_Work to be completed_: Write the material out again exactly.

══ Material for this task ══

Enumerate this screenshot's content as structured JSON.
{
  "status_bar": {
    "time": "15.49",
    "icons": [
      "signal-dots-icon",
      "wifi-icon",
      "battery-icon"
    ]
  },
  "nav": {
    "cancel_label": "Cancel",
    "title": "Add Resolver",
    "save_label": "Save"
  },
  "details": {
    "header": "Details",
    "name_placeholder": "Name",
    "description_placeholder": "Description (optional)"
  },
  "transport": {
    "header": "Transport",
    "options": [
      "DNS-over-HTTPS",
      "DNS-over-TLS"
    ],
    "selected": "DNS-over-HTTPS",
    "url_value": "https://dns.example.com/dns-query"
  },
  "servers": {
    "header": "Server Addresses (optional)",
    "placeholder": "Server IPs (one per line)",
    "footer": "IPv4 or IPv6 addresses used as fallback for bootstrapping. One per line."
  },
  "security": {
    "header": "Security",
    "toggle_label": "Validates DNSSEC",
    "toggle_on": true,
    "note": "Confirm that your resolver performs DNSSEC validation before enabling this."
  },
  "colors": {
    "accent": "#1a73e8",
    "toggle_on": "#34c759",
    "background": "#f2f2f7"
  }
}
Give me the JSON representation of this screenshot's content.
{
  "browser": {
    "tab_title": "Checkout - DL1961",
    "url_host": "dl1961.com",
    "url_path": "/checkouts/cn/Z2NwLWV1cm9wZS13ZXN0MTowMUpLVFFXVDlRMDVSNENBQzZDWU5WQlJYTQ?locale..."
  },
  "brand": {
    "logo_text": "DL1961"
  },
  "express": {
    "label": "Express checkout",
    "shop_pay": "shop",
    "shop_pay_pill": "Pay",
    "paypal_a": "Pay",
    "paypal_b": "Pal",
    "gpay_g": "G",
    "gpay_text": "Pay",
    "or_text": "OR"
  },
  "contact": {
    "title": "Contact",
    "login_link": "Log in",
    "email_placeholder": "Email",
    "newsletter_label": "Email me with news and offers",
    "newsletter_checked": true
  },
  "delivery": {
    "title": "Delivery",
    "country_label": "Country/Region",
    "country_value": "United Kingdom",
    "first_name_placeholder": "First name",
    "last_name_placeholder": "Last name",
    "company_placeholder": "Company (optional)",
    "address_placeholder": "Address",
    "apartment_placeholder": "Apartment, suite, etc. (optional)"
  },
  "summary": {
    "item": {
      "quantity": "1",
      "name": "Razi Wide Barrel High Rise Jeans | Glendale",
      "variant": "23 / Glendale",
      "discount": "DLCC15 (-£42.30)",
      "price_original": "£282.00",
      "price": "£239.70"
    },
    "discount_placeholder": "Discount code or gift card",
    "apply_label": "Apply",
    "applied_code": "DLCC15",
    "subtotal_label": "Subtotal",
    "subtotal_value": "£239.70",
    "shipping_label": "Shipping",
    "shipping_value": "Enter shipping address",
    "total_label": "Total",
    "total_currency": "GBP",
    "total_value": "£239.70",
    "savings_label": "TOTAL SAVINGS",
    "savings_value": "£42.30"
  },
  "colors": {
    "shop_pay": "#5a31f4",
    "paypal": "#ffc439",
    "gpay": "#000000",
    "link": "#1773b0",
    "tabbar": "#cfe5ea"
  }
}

═══

_Answer to the problem_:
Enumerate this screenshot's content as structured JSON.
{
  "status_bar": {
    "time": "15.49",
    "icons": [
      "signal-dots-icon",
      "wifi-icon",
      "battery-icon"
    ]
  },
  "nav": {
    "cancel_label": "Cancel",
    "title": "Add Resolver",
    "save_label": "Save"
  },
  "details": {
    "header": "Details",
    "name_placeholder": "Name",
    "description_placeholder": "Description (optional)"
  },
  "transport": {
    "header": "Transport",
    "options": [
      "DNS-over-HTTPS",
      "DNS-over-TLS"
    ],
    "selected": "DNS-over-HTTPS",
    "url_value": "https://dns.example.com/dns-query"
  },
  "servers": {
    "header": "Server Addresses (optional)",
    "placeholder": "Server IPs (one per line)",
    "footer": "IPv4 or IPv6 addresses used as fallback for bootstrapping. One per line."
  },
  "security": {
    "header": "Security",
    "toggle_label": "Validates DNSSEC",
    "toggle_on": true,
    "note": "Confirm that your resolver performs DNSSEC validation before enabling this."
  },
  "colors": {
    "accent": "#1a73e8",
    "toggle_on": "#34c759",
    "background": "#f2f2f7"
  }
}
Give me the JSON representation of this screenshot's content.
{
  "browser": {
    "tab_title": "Checkout - DL1961",
    "url_host": "dl1961.com",
    "url_path": "/checkouts/cn/Z2NwLWV1cm9wZS13ZXN0MTowMUpLVFFXVDlRMDVSNENBQzZDWU5WQlJYTQ?locale..."
  },
  "brand": {
    "logo_text": "DL1961"
  },
  "express": {
    "label": "Express checkout",
    "shop_pay": "shop",
    "shop_pay_pill": "Pay",
    "paypal_a": "Pay",
    "paypal_b": "Pal",
    "gpay_g": "G",
    "gpay_text": "Pay",
    "or_text": "OR"
  },
  "contact": {
    "title": "Contact",
    "login_link": "Log in",
    "email_placeholder": "Email",
    "newsletter_label": "Email me with news and offers",
    "newsletter_checked": true
  },
  "delivery": {
    "title": "Delivery",
    "country_label": "Country/Region",
    "country_value": "United Kingdom",
    "first_name_placeholder": "First name",
    "last_name_placeholder": "Last name",
    "company_placeholder": "Company (optional)",
    "address_placeholder": "Address",
    "apartment_placeholder": "Apartment, suite, etc. (optional)"
  },
  "summary": {
    "item": {
      "quantity": "1",
      "name": "Razi Wide Barrel High Rise Jeans | Glendale",
      "variant": "23 / Glendale",
      "discount": "DLCC15 (-£42.30)",
      "price_original": "£282.00",
      "price": "£239.70"
    },
    "discount_placeholder": "Discount code or gift card",
    "apply_label": "Apply",
    "applied_code": "DLCC15",
    "subtotal_label": "Subtotal",
    "subtotal_value": "£239.70",
    "shipping_label": "Shipping",
    "shipping_value": "Enter shipping address",
    "total_label": "Total",
    "total_currency": "GBP",
    "total_value": "£239.70",
    "savings_label": "TOTAL SAVINGS",
    "savings_value": "£42.30"
  },
  "colors": {
    "shop_pay": "#5a31f4",
    "paypal": "#ffc439",
    "gpay": "#000000",
    "link": "#1773b0",
    "tabbar": "#cfe5ea"
  }
}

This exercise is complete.